**INSTRUCTION**
Everything in the data should be repeated exactly, save for the images.

**RECORDS FOR THIS TASK**

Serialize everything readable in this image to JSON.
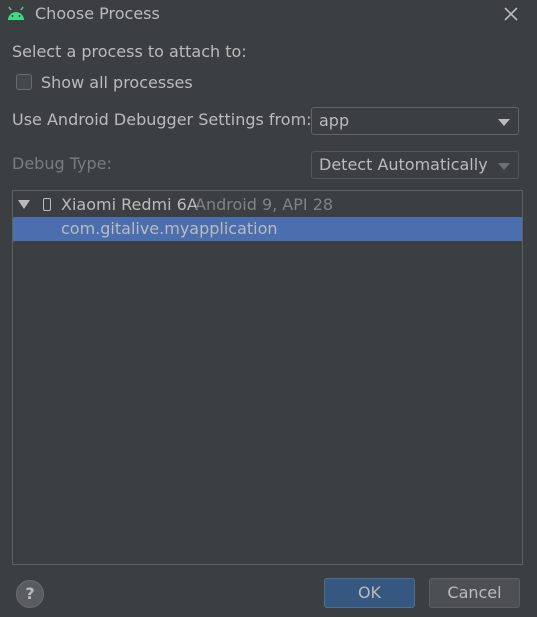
{
  "window": {
    "title": "Choose Process",
    "icon": "android-icon"
  },
  "prompt": "Select a process to attach to:",
  "show_all": {
    "label": "Show all processes",
    "checked": false
  },
  "debugger_settings": {
    "label": "Use Android Debugger Settings from:",
    "value": "app"
  },
  "debug_type": {
    "label": "Debug Type:",
    "value": "Detect Automatically"
  },
  "tree": {
    "device": {
      "name": "Xiaomi Redmi 6A",
      "info": "Android 9, API 28"
    },
    "process": "com.gitalive.myapplication"
  },
  "footer": {
    "help": "?",
    "ok": "OK",
    "cancel": "Cancel"
  },
  "colors": {
    "selection": "#4b6eaf",
    "background": "#3c3f41",
    "android_green": "#3ddc84"
  }
}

**RESULT OF THIS TASK**
Serialize everything readable in this image to JSON.
{
  "window": {
    "title": "Choose Process",
    "icon": "android-icon"
  },
  "prompt": "Select a process to attach to:",
  "show_all": {
    "label": "Show all processes",
    "checked": false
  },
  "debugger_settings": {
    "label": "Use Android Debugger Settings from:",
    "value": "app"
  },
  "debug_type": {
    "label": "Debug Type:",
    "value": "Detect Automatically"
  },
  "tree": {
    "device": {
      "name": "Xiaomi Redmi 6A",
      "info": "Android 9, API 28"
    },
    "process": "com.gitalive.myapplication"
  },
  "footer": {
    "help": "?",
    "ok": "OK",
    "cancel": "Cancel"
  },
  "colors": {
    "selection": "#4b6eaf",
    "background": "#3c3f41",
    "android_green": "#3ddc84"
  }
}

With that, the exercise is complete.